[WRITTEN INSTRUCTION]
Please write out the material below exactly as given.
◇ ◇ ◇ ◇ ◇
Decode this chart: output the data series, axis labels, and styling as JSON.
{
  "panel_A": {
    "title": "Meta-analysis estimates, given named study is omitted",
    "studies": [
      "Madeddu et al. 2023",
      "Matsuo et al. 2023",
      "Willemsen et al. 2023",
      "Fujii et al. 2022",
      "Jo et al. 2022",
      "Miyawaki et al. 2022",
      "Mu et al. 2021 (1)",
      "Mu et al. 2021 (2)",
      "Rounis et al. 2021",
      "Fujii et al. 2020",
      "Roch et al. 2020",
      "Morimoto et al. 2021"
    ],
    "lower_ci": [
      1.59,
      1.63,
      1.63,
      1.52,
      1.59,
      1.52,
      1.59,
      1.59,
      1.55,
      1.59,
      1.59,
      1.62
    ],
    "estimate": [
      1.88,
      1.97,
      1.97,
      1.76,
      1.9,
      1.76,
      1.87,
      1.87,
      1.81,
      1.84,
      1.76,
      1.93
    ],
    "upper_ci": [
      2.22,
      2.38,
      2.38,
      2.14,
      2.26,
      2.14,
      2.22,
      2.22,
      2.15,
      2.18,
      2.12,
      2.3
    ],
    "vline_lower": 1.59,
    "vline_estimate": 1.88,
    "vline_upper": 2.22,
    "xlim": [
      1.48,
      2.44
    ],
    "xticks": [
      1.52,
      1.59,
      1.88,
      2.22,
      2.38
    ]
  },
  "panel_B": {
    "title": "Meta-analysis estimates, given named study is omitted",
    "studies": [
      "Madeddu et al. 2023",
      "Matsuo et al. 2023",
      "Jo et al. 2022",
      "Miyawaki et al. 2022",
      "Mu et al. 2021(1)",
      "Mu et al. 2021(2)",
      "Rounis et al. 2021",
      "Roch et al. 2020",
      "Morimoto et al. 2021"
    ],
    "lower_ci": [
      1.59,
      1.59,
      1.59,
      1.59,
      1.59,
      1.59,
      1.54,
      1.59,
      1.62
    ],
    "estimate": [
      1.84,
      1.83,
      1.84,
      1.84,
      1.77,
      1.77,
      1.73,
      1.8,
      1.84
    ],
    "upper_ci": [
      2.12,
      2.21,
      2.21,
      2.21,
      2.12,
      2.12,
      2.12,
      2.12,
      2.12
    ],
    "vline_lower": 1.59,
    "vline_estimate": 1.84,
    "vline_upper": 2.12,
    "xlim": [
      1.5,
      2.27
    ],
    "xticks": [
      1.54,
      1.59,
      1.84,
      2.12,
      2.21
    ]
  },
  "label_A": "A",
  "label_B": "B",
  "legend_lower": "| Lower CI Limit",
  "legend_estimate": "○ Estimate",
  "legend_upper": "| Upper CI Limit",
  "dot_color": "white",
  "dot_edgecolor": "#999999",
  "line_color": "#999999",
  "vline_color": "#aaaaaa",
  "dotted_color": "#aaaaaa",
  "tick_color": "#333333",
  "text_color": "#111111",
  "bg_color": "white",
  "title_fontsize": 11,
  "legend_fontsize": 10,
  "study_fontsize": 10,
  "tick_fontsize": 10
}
◇ ◇ ◇ ◇ ◇
[RESULT FOR THIS EXERCISE]
Decode this chart: output the data series, axis labels, and styling as JSON.
{
  "panel_A": {
    "title": "Meta-analysis estimates, given named study is omitted",
    "studies": [
      "Madeddu et al. 2023",
      "Matsuo et al. 2023",
      "Willemsen et al. 2023",
      "Fujii et al. 2022",
      "Jo et al. 2022",
      "Miyawaki et al. 2022",
      "Mu et al. 2021 (1)",
      "Mu et al. 2021 (2)",
      "Rounis et al. 2021",
      "Fujii et al. 2020",
      "Roch et al. 2020",
      "Morimoto et al. 2021"
    ],
    "lower_ci": [
      1.59,
      1.63,
      1.63,
      1.52,
      1.59,
      1.52,
      1.59,
      1.59,
      1.55,
      1.59,
      1.59,
      1.62
    ],
    "estimate": [
      1.88,
      1.97,
      1.97,
      1.76,
      1.9,
      1.76,
      1.87,
      1.87,
      1.81,
      1.84,
      1.76,
      1.93
    ],
    "upper_ci": [
      2.22,
      2.38,
      2.38,
      2.14,
      2.26,
      2.14,
      2.22,
      2.22,
      2.15,
      2.18,
      2.12,
      2.3
    ],
    "vline_lower": 1.59,
    "vline_estimate": 1.88,
    "vline_upper": 2.22,
    "xlim": [
      1.48,
      2.44
    ],
    "xticks": [
      1.52,
      1.59,
      1.88,
      2.22,
      2.38
    ]
  },
  "panel_B": {
    "title": "Meta-analysis estimates, given named study is omitted",
    "studies": [
      "Madeddu et al. 2023",
      "Matsuo et al. 2023",
      "Jo et al. 2022",
      "Miyawaki et al. 2022",
      "Mu et al. 2021(1)",
      "Mu et al. 2021(2)",
      "Rounis et al. 2021",
      "Roch et al. 2020",
      "Morimoto et al. 2021"
    ],
    "lower_ci": [
      1.59,
      1.59,
      1.59,
      1.59,
      1.59,
      1.59,
      1.54,
      1.59,
      1.62
    ],
    "estimate": [
      1.84,
      1.83,
      1.84,
      1.84,
      1.77,
      1.77,
      1.73,
      1.8,
      1.84
    ],
    "upper_ci": [
      2.12,
      2.21,
      2.21,
      2.21,
      2.12,
      2.12,
      2.12,
      2.12,
      2.12
    ],
    "vline_lower": 1.59,
    "vline_estimate": 1.84,
    "vline_upper": 2.12,
    "xlim": [
      1.5,
      2.27
    ],
    "xticks": [
      1.54,
      1.59,
      1.84,
      2.12,
      2.21
    ]
  },
  "label_A": "A",
  "label_B": "B",
  "legend_lower": "| Lower CI Limit",
  "legend_estimate": "○ Estimate",
  "legend_upper": "| Upper CI Limit",
  "dot_color": "white",
  "dot_edgecolor": "#999999",
  "line_color": "#999999",
  "vline_color": "#aaaaaa",
  "dotted_color": "#aaaaaa",
  "tick_color": "#333333",
  "text_color": "#111111",
  "bg_color": "white",
  "title_fontsize": 11,
  "legend_fontsize": 10,
  "study_fontsize": 10,
  "tick_fontsize": 10
}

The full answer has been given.